> [PROBLEM]: In the data, lay out the lines from the one containing "ornament-icon [232, 412, 256, 418]" through the one containing "bullet-icon [509, 491, 519, 501]" as a Markdown table with the columns Row and Entry. Number each row in Row, put the line in Entry, and skip blank lines.
-------- EXTRACTED MATERIAL
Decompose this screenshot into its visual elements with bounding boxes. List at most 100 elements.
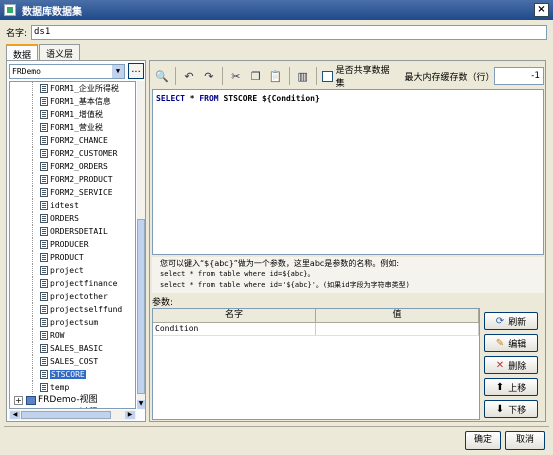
undo-icon[interactable]: ↶ [179,66,199,86]
tree-root-label: FRDemo-过程 [38,408,98,409]
tree-item-table[interactable]: SALES_COST [10,355,135,368]
tree-guide-line [32,212,33,225]
tree-item-table[interactable]: projectother [10,290,135,303]
hint-line: 您可以键入“${abc}”做为一个参数，这里abc是参数的名称。例如: [160,259,400,268]
tree-item-table[interactable]: FORM2_SERVICE [10,186,135,199]
shared-dataset-label: 是否共享数据集 [335,66,390,89]
close-button[interactable]: × [534,3,549,17]
name-input[interactable] [31,24,547,40]
tree-item-table[interactable]: ORDERS [10,212,135,225]
tree-item-label: project [50,266,84,275]
tree-item-table[interactable]: FORM1_基本信息 [10,95,135,108]
preview-icon[interactable]: 🔍 [152,66,172,86]
table-row[interactable]: Condition [153,323,479,336]
tree-item-table[interactable]: FORM2_ORDERS [10,160,135,173]
tree-item-table[interactable]: SALES_BASIC [10,342,135,355]
param-name-cell[interactable]: Condition [153,323,316,335]
parameter-hint: 您可以键入“${abc}”做为一个参数，这里abc是参数的名称。例如: sele… [152,257,544,293]
table-icon [40,201,48,210]
chevron-down-icon[interactable]: ▼ [112,65,124,78]
tree-item-table[interactable]: FORM1_企业所得税 [10,82,135,95]
scrollbar-thumb[interactable] [21,411,111,419]
redo-icon[interactable]: ↷ [199,66,219,86]
tab-semantic-layer[interactable]: 语义层 [39,44,81,60]
tree-horizontal-scrollbar[interactable]: ◀ ▶ [9,410,136,420]
refresh-button[interactable]: ⟳ 刷新 [484,312,538,330]
tree-item-table[interactable]: PRODUCER [10,238,135,251]
tree-guide-line [32,95,33,108]
scroll-right-icon[interactable]: ▶ [125,411,135,419]
table-icon [40,279,48,288]
tree-item-table[interactable]: idtest [10,199,135,212]
tab-data[interactable]: 数据 [6,44,39,61]
column-header-value[interactable]: 值 [316,309,479,322]
table-tree[interactable]: FORM1_企业所得税 FORM1_基本信息 FORM1_增值税 FORM1_营业税 F… [9,81,136,409]
tree-root-node[interactable]: + FRDemo-视图 [10,394,135,407]
shared-dataset-checkbox[interactable]: 是否共享数据集 [321,63,399,89]
scroll-down-icon[interactable]: ▼ [137,400,145,409]
tree-item-table[interactable]: FORM2_CHANCE [10,134,135,147]
sql-keyword-select: SELECT [156,94,185,103]
table-icon [40,370,48,379]
tree-item-label: FORM2_SERVICE [50,188,113,197]
tab-strip: 数据 语义层 [6,44,81,61]
tree-guide-line [32,342,33,355]
tree-item-table[interactable]: FORM1_增值税 [10,108,135,121]
paste-icon[interactable]: 📋 [266,66,286,86]
table-icon [40,188,48,197]
column-header-name[interactable]: 名字 [153,309,316,322]
move-down-button[interactable]: ⬇ 下移 [484,400,538,418]
tree-guide-line [32,134,33,147]
tree-item-table[interactable]: projectfinance [10,277,135,290]
tree-item-table[interactable]: ROW [10,329,135,342]
table-icon [40,97,48,106]
tree-guide-line [32,225,33,238]
scroll-left-icon[interactable]: ◀ [10,411,20,419]
copy-icon[interactable]: ❐ [246,66,266,86]
expand-icon[interactable]: + [14,396,23,405]
pencil-icon: ✎ [495,337,505,349]
sql-editor[interactable]: SELECT * FROM STSCORE ${Condition} [152,89,544,255]
cancel-button[interactable]: 取消 [505,431,545,450]
tree-item-table[interactable]: project [10,264,135,277]
tree-guide-line [32,173,33,186]
tree-guide-line [32,290,33,303]
params-label: 参数: [152,298,174,308]
tree-item-table[interactable]: ORDERSDETAIL [10,225,135,238]
tree-item-table[interactable]: STSCORE [10,368,135,381]
delete-button[interactable]: ✕ 删除 [484,356,538,374]
tree-item-table[interactable]: temp [10,381,135,394]
tree-guide-line [32,147,33,160]
max-memory-input[interactable]: -1 [494,67,545,85]
param-actions: ⟳ 刷新 ✎ 编辑 ✕ 删除 ⬆ 上移 ⬇ 下移 [484,312,542,422]
params-table: 名字 值 Condition [152,308,480,420]
tree-vertical-scrollbar[interactable]: ▼ [137,81,145,409]
tree-item-label: projectother [50,292,108,301]
delete-label: 删除 [508,361,527,372]
table-icon [40,357,48,366]
tree-item-table[interactable]: projectselffund [10,303,135,316]
param-value-cell[interactable] [316,323,479,335]
tree-root-node[interactable]: +FRDemo-过程 [10,407,135,409]
connection-more-button[interactable]: ... [128,63,144,79]
tree-item-label: FORM1_营业税 [50,123,103,132]
columns-icon[interactable]: ▥ [293,66,313,86]
table-icon [40,214,48,223]
tree-item-table[interactable]: FORM1_营业税 [10,121,135,134]
tree-item-table[interactable]: projectsum [10,316,135,329]
move-up-button[interactable]: ⬆ 上移 [484,378,538,396]
table-icon [40,292,48,301]
tree-item-table[interactable]: FORM2_CUSTOMER [10,147,135,160]
edit-button[interactable]: ✎ 编辑 [484,334,538,352]
table-icon [40,331,48,340]
connection-select[interactable]: FRDemo ▼ [9,64,125,79]
arrow-up-icon: ⬆ [495,381,505,393]
scrollbar-thumb[interactable] [137,219,145,394]
tree-guide-line [32,251,33,264]
tree-item-label: temp [50,383,70,392]
cut-icon[interactable]: ✂ [226,66,246,86]
tree-item-table[interactable]: PRODUCT [10,251,135,264]
ok-button[interactable]: 确定 [465,431,501,450]
checkbox-box[interactable] [321,70,333,82]
tree-item-table[interactable]: FORM2_PRODUCT [10,173,135,186]
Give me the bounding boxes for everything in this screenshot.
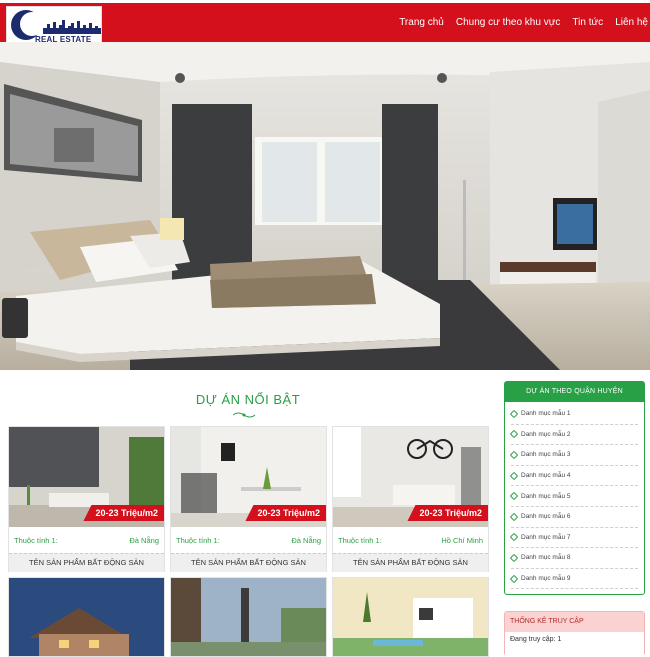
ornament-icon [232, 412, 256, 418]
district-list-item[interactable]: Danh mục mẫu 7 [509, 528, 638, 549]
district-list-item[interactable]: Danh mục mẫu 3 [509, 445, 638, 466]
property-image[interactable] [333, 578, 489, 657]
property-card[interactable] [332, 577, 489, 657]
bullet-icon [509, 491, 519, 501]
price-badge: 20-23 Triệu/m2 [83, 505, 164, 521]
featured-projects-title: DỰ ÁN NỔI BẬT [195, 392, 301, 407]
property-name[interactable]: TÊN SẢN PHẨM BẤT ĐỘNG SẢN [333, 553, 488, 572]
bullet-icon [509, 574, 519, 583]
price-badge: 20-23 Triệu/m2 [407, 505, 488, 521]
property-name[interactable]: TÊN SẢN PHẨM BẤT ĐỘNG SẢN [9, 553, 164, 572]
bullet-icon [509, 450, 519, 460]
site-header: REAL ESTATE Trang chủ Chung cư theo khu … [0, 0, 650, 46]
nav-home[interactable]: Trang chủ [399, 17, 444, 28]
district-list-item[interactable]: Danh mục mẫu 5 [509, 486, 638, 507]
main-nav: Trang chủ Chung cư theo khu vực Tin tức … [387, 17, 648, 28]
property-card[interactable]: 20-23 Triệu/m2 Thuộc tính 1: Đà Nẵng TÊN… [8, 426, 165, 572]
bullet-icon [509, 512, 519, 522]
district-projects-title: DỰ ÁN THEO QUẬN HUYỆN [505, 382, 644, 402]
nav-contact[interactable]: Liên hệ [615, 17, 648, 28]
property-card[interactable]: 20-23 Triệu/m2 Thuộc tính 1: Đà Nẵng TÊN… [170, 426, 327, 572]
district-list-item[interactable]: Danh mục mẫu 6 [509, 507, 638, 528]
district-list-item[interactable]: Danh mục mẫu 4 [509, 466, 638, 487]
district-list-item[interactable]: Danh mục mẫu 2 [509, 425, 638, 446]
skyline-logo-icon [43, 20, 101, 34]
attribute-value: Đà Nẵng [291, 536, 321, 545]
district-list: Danh mục mẫu 1 Danh mục mẫu 2 Danh mục m… [505, 402, 644, 590]
bullet-icon [509, 553, 519, 563]
property-image[interactable] [9, 578, 165, 657]
bullet-icon [509, 430, 519, 439]
district-list-item[interactable]: Danh mục mẫu 1 [509, 404, 638, 425]
property-card[interactable]: 20-23 Triệu/m2 Thuộc tính 1: Hồ Chí Minh… [332, 426, 489, 572]
attribute-label: Thuộc tính 1: [14, 536, 58, 545]
nav-apartments-by-area[interactable]: Chung cư theo khu vực [456, 17, 561, 28]
property-image[interactable] [171, 578, 327, 657]
bullet-icon [509, 409, 519, 419]
visitor-stats-title: THỐNG KÊ TRUY CẬP [505, 612, 644, 632]
attribute-label: Thuộc tính 1: [338, 536, 382, 545]
bedroom-banner-image [0, 42, 650, 370]
attribute-value: Hồ Chí Minh [441, 536, 483, 545]
nav-news[interactable]: Tin tức [572, 17, 603, 28]
property-card[interactable] [170, 577, 327, 657]
property-card[interactable] [8, 577, 165, 657]
district-projects-box: DỰ ÁN THEO QUẬN HUYỆN Danh mục mẫu 1 Dan… [504, 381, 645, 595]
bullet-icon [509, 471, 519, 480]
site-logo[interactable]: REAL ESTATE [6, 6, 102, 46]
attribute-value: Đà Nẵng [129, 536, 159, 545]
price-badge: 20-23 Triệu/m2 [245, 505, 326, 521]
visitor-stats-box: THỐNG KÊ TRUY CẬP Đang truy cập: 1 [504, 611, 645, 656]
attribute-label: Thuộc tính 1: [176, 536, 220, 545]
property-name[interactable]: TÊN SẢN PHẨM BẤT ĐỘNG SẢN [171, 553, 326, 572]
district-list-item[interactable]: Danh mục mẫu 8 [509, 548, 638, 569]
visitor-online-count: Đang truy cập: 1 [505, 632, 644, 656]
hero-banner [0, 42, 650, 370]
district-list-item[interactable]: Danh mục mẫu 9 [509, 569, 638, 590]
bullet-icon [509, 533, 519, 542]
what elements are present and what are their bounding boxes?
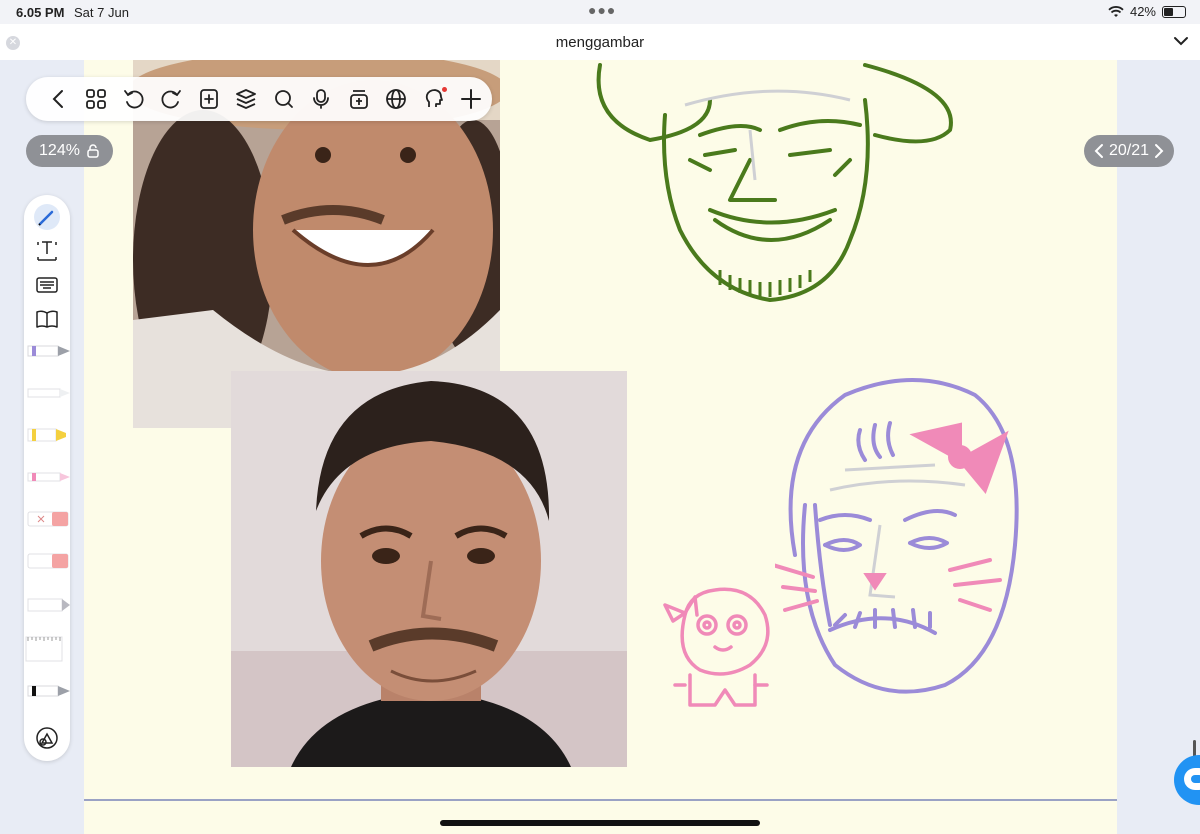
----------------
> [TASK RESPONSE]:
| Row | Entry |
|---|---|
| 1 | ornament-icon [232, 412, 256, 418] |
| 2 | district-list-item[interactable]: Danh mục mẫu 7 [509, 528, 638, 549] |
| 3 | district-list-item[interactable]: Danh mục mẫu 3 [509, 445, 638, 466] |
| 4 | property-image[interactable] [333, 578, 489, 657] |
| 5 | property-card[interactable] [332, 577, 489, 657] |
| 6 | bullet-icon [509, 491, 519, 501] |